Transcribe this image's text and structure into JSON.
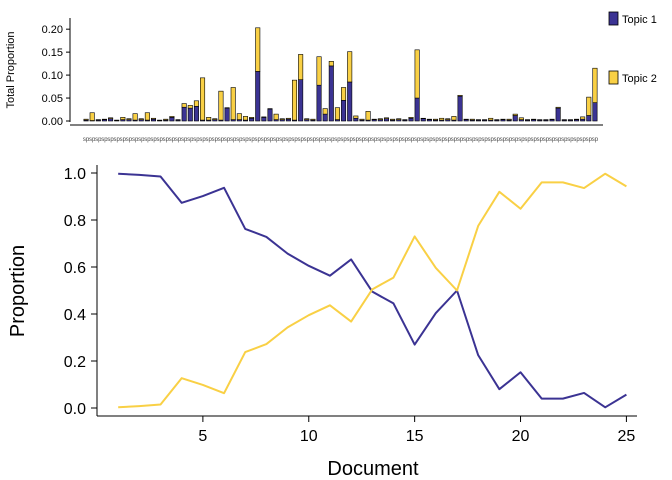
{
  "colors": {
    "topic1": "#3b3393",
    "topic2": "#f9d045",
    "axis": "#000000",
    "bar_stroke": "#000000"
  },
  "chart_data": [
    {
      "type": "bar",
      "stacked": true,
      "ylabel": "Total Proportion",
      "ylim": [
        0,
        0.22
      ],
      "yticks": [
        0.0,
        0.05,
        0.1,
        0.15,
        0.2
      ],
      "ytick_labels": [
        "0.00",
        "0.05",
        "0.10",
        "0.15",
        "0.20"
      ],
      "x_ticklabels_note": "sp",
      "legend": {
        "position": "right",
        "entries": [
          "Topic 1",
          "Topic 2"
        ]
      },
      "bars": [
        {
          "t1": 0.002,
          "t2": 0.002
        },
        {
          "t1": 0.001,
          "t2": 0.017
        },
        {
          "t1": 0.002,
          "t2": 0.001
        },
        {
          "t1": 0.003,
          "t2": 0.001
        },
        {
          "t1": 0.005,
          "t2": 0.002
        },
        {
          "t1": 0.001,
          "t2": 0.001
        },
        {
          "t1": 0.003,
          "t2": 0.005
        },
        {
          "t1": 0.003,
          "t2": 0.002
        },
        {
          "t1": 0.002,
          "t2": 0.014
        },
        {
          "t1": 0.003,
          "t2": 0.002
        },
        {
          "t1": 0.002,
          "t2": 0.016
        },
        {
          "t1": 0.004,
          "t2": 0.002
        },
        {
          "t1": 0.001,
          "t2": 0.001
        },
        {
          "t1": 0.002,
          "t2": 0.002
        },
        {
          "t1": 0.008,
          "t2": 0.002
        },
        {
          "t1": 0.002,
          "t2": 0.001
        },
        {
          "t1": 0.03,
          "t2": 0.008
        },
        {
          "t1": 0.028,
          "t2": 0.006
        },
        {
          "t1": 0.032,
          "t2": 0.012
        },
        {
          "t1": 0.002,
          "t2": 0.092
        },
        {
          "t1": 0.002,
          "t2": 0.006
        },
        {
          "t1": 0.003,
          "t2": 0.002
        },
        {
          "t1": 0.002,
          "t2": 0.063
        },
        {
          "t1": 0.028,
          "t2": 0.001
        },
        {
          "t1": 0.003,
          "t2": 0.07
        },
        {
          "t1": 0.003,
          "t2": 0.013
        },
        {
          "t1": 0.002,
          "t2": 0.008
        },
        {
          "t1": 0.006,
          "t2": 0.002
        },
        {
          "t1": 0.108,
          "t2": 0.095
        },
        {
          "t1": 0.008,
          "t2": 0.001
        },
        {
          "t1": 0.026,
          "t2": 0.001
        },
        {
          "t1": 0.003,
          "t2": 0.012
        },
        {
          "t1": 0.003,
          "t2": 0.002
        },
        {
          "t1": 0.004,
          "t2": 0.002
        },
        {
          "t1": 0.002,
          "t2": 0.087
        },
        {
          "t1": 0.09,
          "t2": 0.055
        },
        {
          "t1": 0.003,
          "t2": 0.002
        },
        {
          "t1": 0.002,
          "t2": 0.002
        },
        {
          "t1": 0.078,
          "t2": 0.062
        },
        {
          "t1": 0.015,
          "t2": 0.012
        },
        {
          "t1": 0.12,
          "t2": 0.01
        },
        {
          "t1": 0.003,
          "t2": 0.026
        },
        {
          "t1": 0.045,
          "t2": 0.028
        },
        {
          "t1": 0.085,
          "t2": 0.066
        },
        {
          "t1": 0.006,
          "t2": 0.005
        },
        {
          "t1": 0.002,
          "t2": 0.002
        },
        {
          "t1": 0.002,
          "t2": 0.019
        },
        {
          "t1": 0.003,
          "t2": 0.001
        },
        {
          "t1": 0.003,
          "t2": 0.002
        },
        {
          "t1": 0.005,
          "t2": 0.002
        },
        {
          "t1": 0.002,
          "t2": 0.002
        },
        {
          "t1": 0.003,
          "t2": 0.002
        },
        {
          "t1": 0.002,
          "t2": 0.001
        },
        {
          "t1": 0.006,
          "t2": 0.002
        },
        {
          "t1": 0.05,
          "t2": 0.105
        },
        {
          "t1": 0.005,
          "t2": 0.001
        },
        {
          "t1": 0.003,
          "t2": 0.001
        },
        {
          "t1": 0.002,
          "t2": 0.002
        },
        {
          "t1": 0.002,
          "t2": 0.004
        },
        {
          "t1": 0.003,
          "t2": 0.002
        },
        {
          "t1": 0.002,
          "t2": 0.008
        },
        {
          "t1": 0.054,
          "t2": 0.002
        },
        {
          "t1": 0.003,
          "t2": 0.001
        },
        {
          "t1": 0.002,
          "t2": 0.002
        },
        {
          "t1": 0.002,
          "t2": 0.001
        },
        {
          "t1": 0.002,
          "t2": 0.001
        },
        {
          "t1": 0.002,
          "t2": 0.004
        },
        {
          "t1": 0.002,
          "t2": 0.001
        },
        {
          "t1": 0.003,
          "t2": 0.001
        },
        {
          "t1": 0.002,
          "t2": 0.002
        },
        {
          "t1": 0.012,
          "t2": 0.003
        },
        {
          "t1": 0.003,
          "t2": 0.004
        },
        {
          "t1": 0.002,
          "t2": 0.001
        },
        {
          "t1": 0.003,
          "t2": 0.001
        },
        {
          "t1": 0.002,
          "t2": 0.001
        },
        {
          "t1": 0.002,
          "t2": 0.001
        },
        {
          "t1": 0.003,
          "t2": 0.001
        },
        {
          "t1": 0.028,
          "t2": 0.002
        },
        {
          "t1": 0.002,
          "t2": 0.001
        },
        {
          "t1": 0.002,
          "t2": 0.001
        },
        {
          "t1": 0.003,
          "t2": 0.001
        },
        {
          "t1": 0.004,
          "t2": 0.005
        },
        {
          "t1": 0.012,
          "t2": 0.04
        },
        {
          "t1": 0.04,
          "t2": 0.075
        }
      ]
    },
    {
      "type": "line",
      "xlabel": "Document",
      "ylabel": "Proportion",
      "xlim": [
        0,
        25.5
      ],
      "ylim": [
        -0.04,
        1.04
      ],
      "xticks": [
        5,
        10,
        15,
        20,
        25
      ],
      "yticks": [
        0.0,
        0.2,
        0.4,
        0.6,
        0.8,
        1.0
      ],
      "ytick_labels": [
        "0.0",
        "0.2",
        "0.4",
        "0.6",
        "0.8",
        "1.0"
      ],
      "x": [
        1,
        2,
        3,
        4,
        5,
        6,
        7,
        8,
        9,
        10,
        11,
        12,
        13,
        14,
        15,
        16,
        17,
        18,
        19,
        20,
        21,
        22,
        23,
        24,
        25
      ],
      "series": [
        {
          "key": "topic1",
          "values": [
            0.997,
            0.992,
            0.985,
            0.873,
            0.902,
            0.937,
            0.762,
            0.728,
            0.657,
            0.605,
            0.563,
            0.632,
            0.495,
            0.445,
            0.27,
            0.404,
            0.5,
            0.225,
            0.08,
            0.152,
            0.04,
            0.04,
            0.064,
            0.003,
            0.057
          ]
        },
        {
          "key": "topic2",
          "values": [
            0.003,
            0.008,
            0.015,
            0.127,
            0.098,
            0.063,
            0.238,
            0.272,
            0.343,
            0.395,
            0.437,
            0.368,
            0.505,
            0.555,
            0.73,
            0.596,
            0.5,
            0.775,
            0.92,
            0.848,
            0.96,
            0.96,
            0.936,
            0.997,
            0.943
          ]
        }
      ]
    }
  ]
}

━━━━━━━━

- _SET EXERCISE_: Quote the entries above word for word. Leave the images out.

- _OUTPUT FOR THIS TASK_:
Transcribe this image's text and structure into JSON.
{
  "colors": {
    "topic1": "#3b3393",
    "topic2": "#f9d045",
    "axis": "#000000",
    "bar_stroke": "#000000"
  },
  "chart_data": [
    {
      "type": "bar",
      "stacked": true,
      "ylabel": "Total Proportion",
      "ylim": [
        0,
        0.22
      ],
      "yticks": [
        0.0,
        0.05,
        0.1,
        0.15,
        0.2
      ],
      "ytick_labels": [
        "0.00",
        "0.05",
        "0.10",
        "0.15",
        "0.20"
      ],
      "x_ticklabels_note": "sp",
      "legend": {
        "position": "right",
        "entries": [
          "Topic 1",
          "Topic 2"
        ]
      },
      "bars": [
        {
          "t1": 0.002,
          "t2": 0.002
        },
        {
          "t1": 0.001,
          "t2": 0.017
        },
        {
          "t1": 0.002,
          "t2": 0.001
        },
        {
          "t1": 0.003,
          "t2": 0.001
        },
        {
          "t1": 0.005,
          "t2": 0.002
        },
        {
          "t1": 0.001,
          "t2": 0.001
        },
        {
          "t1": 0.003,
          "t2": 0.005
        },
        {
          "t1": 0.003,
          "t2": 0.002
        },
        {
          "t1": 0.002,
          "t2": 0.014
        },
        {
          "t1": 0.003,
          "t2": 0.002
        },
        {
          "t1": 0.002,
          "t2": 0.016
        },
        {
          "t1": 0.004,
          "t2": 0.002
        },
        {
          "t1": 0.001,
          "t2": 0.001
        },
        {
          "t1": 0.002,
          "t2": 0.002
        },
        {
          "t1": 0.008,
          "t2": 0.002
        },
        {
          "t1": 0.002,
          "t2": 0.001
        },
        {
          "t1": 0.03,
          "t2": 0.008
        },
        {
          "t1": 0.028,
          "t2": 0.006
        },
        {
          "t1": 0.032,
          "t2": 0.012
        },
        {
          "t1": 0.002,
          "t2": 0.092
        },
        {
          "t1": 0.002,
          "t2": 0.006
        },
        {
          "t1": 0.003,
          "t2": 0.002
        },
        {
          "t1": 0.002,
          "t2": 0.063
        },
        {
          "t1": 0.028,
          "t2": 0.001
        },
        {
          "t1": 0.003,
          "t2": 0.07
        },
        {
          "t1": 0.003,
          "t2": 0.013
        },
        {
          "t1": 0.002,
          "t2": 0.008
        },
        {
          "t1": 0.006,
          "t2": 0.002
        },
        {
          "t1": 0.108,
          "t2": 0.095
        },
        {
          "t1": 0.008,
          "t2": 0.001
        },
        {
          "t1": 0.026,
          "t2": 0.001
        },
        {
          "t1": 0.003,
          "t2": 0.012
        },
        {
          "t1": 0.003,
          "t2": 0.002
        },
        {
          "t1": 0.004,
          "t2": 0.002
        },
        {
          "t1": 0.002,
          "t2": 0.087
        },
        {
          "t1": 0.09,
          "t2": 0.055
        },
        {
          "t1": 0.003,
          "t2": 0.002
        },
        {
          "t1": 0.002,
          "t2": 0.002
        },
        {
          "t1": 0.078,
          "t2": 0.062
        },
        {
          "t1": 0.015,
          "t2": 0.012
        },
        {
          "t1": 0.12,
          "t2": 0.01
        },
        {
          "t1": 0.003,
          "t2": 0.026
        },
        {
          "t1": 0.045,
          "t2": 0.028
        },
        {
          "t1": 0.085,
          "t2": 0.066
        },
        {
          "t1": 0.006,
          "t2": 0.005
        },
        {
          "t1": 0.002,
          "t2": 0.002
        },
        {
          "t1": 0.002,
          "t2": 0.019
        },
        {
          "t1": 0.003,
          "t2": 0.001
        },
        {
          "t1": 0.003,
          "t2": 0.002
        },
        {
          "t1": 0.005,
          "t2": 0.002
        },
        {
          "t1": 0.002,
          "t2": 0.002
        },
        {
          "t1": 0.003,
          "t2": 0.002
        },
        {
          "t1": 0.002,
          "t2": 0.001
        },
        {
          "t1": 0.006,
          "t2": 0.002
        },
        {
          "t1": 0.05,
          "t2": 0.105
        },
        {
          "t1": 0.005,
          "t2": 0.001
        },
        {
          "t1": 0.003,
          "t2": 0.001
        },
        {
          "t1": 0.002,
          "t2": 0.002
        },
        {
          "t1": 0.002,
          "t2": 0.004
        },
        {
          "t1": 0.003,
          "t2": 0.002
        },
        {
          "t1": 0.002,
          "t2": 0.008
        },
        {
          "t1": 0.054,
          "t2": 0.002
        },
        {
          "t1": 0.003,
          "t2": 0.001
        },
        {
          "t1": 0.002,
          "t2": 0.002
        },
        {
          "t1": 0.002,
          "t2": 0.001
        },
        {
          "t1": 0.002,
          "t2": 0.001
        },
        {
          "t1": 0.002,
          "t2": 0.004
        },
        {
          "t1": 0.002,
          "t2": 0.001
        },
        {
          "t1": 0.003,
          "t2": 0.001
        },
        {
          "t1": 0.002,
          "t2": 0.002
        },
        {
          "t1": 0.012,
          "t2": 0.003
        },
        {
          "t1": 0.003,
          "t2": 0.004
        },
        {
          "t1": 0.002,
          "t2": 0.001
        },
        {
          "t1": 0.003,
          "t2": 0.001
        },
        {
          "t1": 0.002,
          "t2": 0.001
        },
        {
          "t1": 0.002,
          "t2": 0.001
        },
        {
          "t1": 0.003,
          "t2": 0.001
        },
        {
          "t1": 0.028,
          "t2": 0.002
        },
        {
          "t1": 0.002,
          "t2": 0.001
        },
        {
          "t1": 0.002,
          "t2": 0.001
        },
        {
          "t1": 0.003,
          "t2": 0.001
        },
        {
          "t1": 0.004,
          "t2": 0.005
        },
        {
          "t1": 0.012,
          "t2": 0.04
        },
        {
          "t1": 0.04,
          "t2": 0.075
        }
      ]
    },
    {
      "type": "line",
      "xlabel": "Document",
      "ylabel": "Proportion",
      "xlim": [
        0,
        25.5
      ],
      "ylim": [
        -0.04,
        1.04
      ],
      "xticks": [
        5,
        10,
        15,
        20,
        25
      ],
      "yticks": [
        0.0,
        0.2,
        0.4,
        0.6,
        0.8,
        1.0
      ],
      "ytick_labels": [
        "0.0",
        "0.2",
        "0.4",
        "0.6",
        "0.8",
        "1.0"
      ],
      "x": [
        1,
        2,
        3,
        4,
        5,
        6,
        7,
        8,
        9,
        10,
        11,
        12,
        13,
        14,
        15,
        16,
        17,
        18,
        19,
        20,
        21,
        22,
        23,
        24,
        25
      ],
      "series": [
        {
          "key": "topic1",
          "values": [
            0.997,
            0.992,
            0.985,
            0.873,
            0.902,
            0.937,
            0.762,
            0.728,
            0.657,
            0.605,
            0.563,
            0.632,
            0.495,
            0.445,
            0.27,
            0.404,
            0.5,
            0.225,
            0.08,
            0.152,
            0.04,
            0.04,
            0.064,
            0.003,
            0.057
          ]
        },
        {
          "key": "topic2",
          "values": [
            0.003,
            0.008,
            0.015,
            0.127,
            0.098,
            0.063,
            0.238,
            0.272,
            0.343,
            0.395,
            0.437,
            0.368,
            0.505,
            0.555,
            0.73,
            0.596,
            0.5,
            0.775,
            0.92,
            0.848,
            0.96,
            0.96,
            0.936,
            0.997,
            0.943
          ]
        }
      ]
    }
  ]
}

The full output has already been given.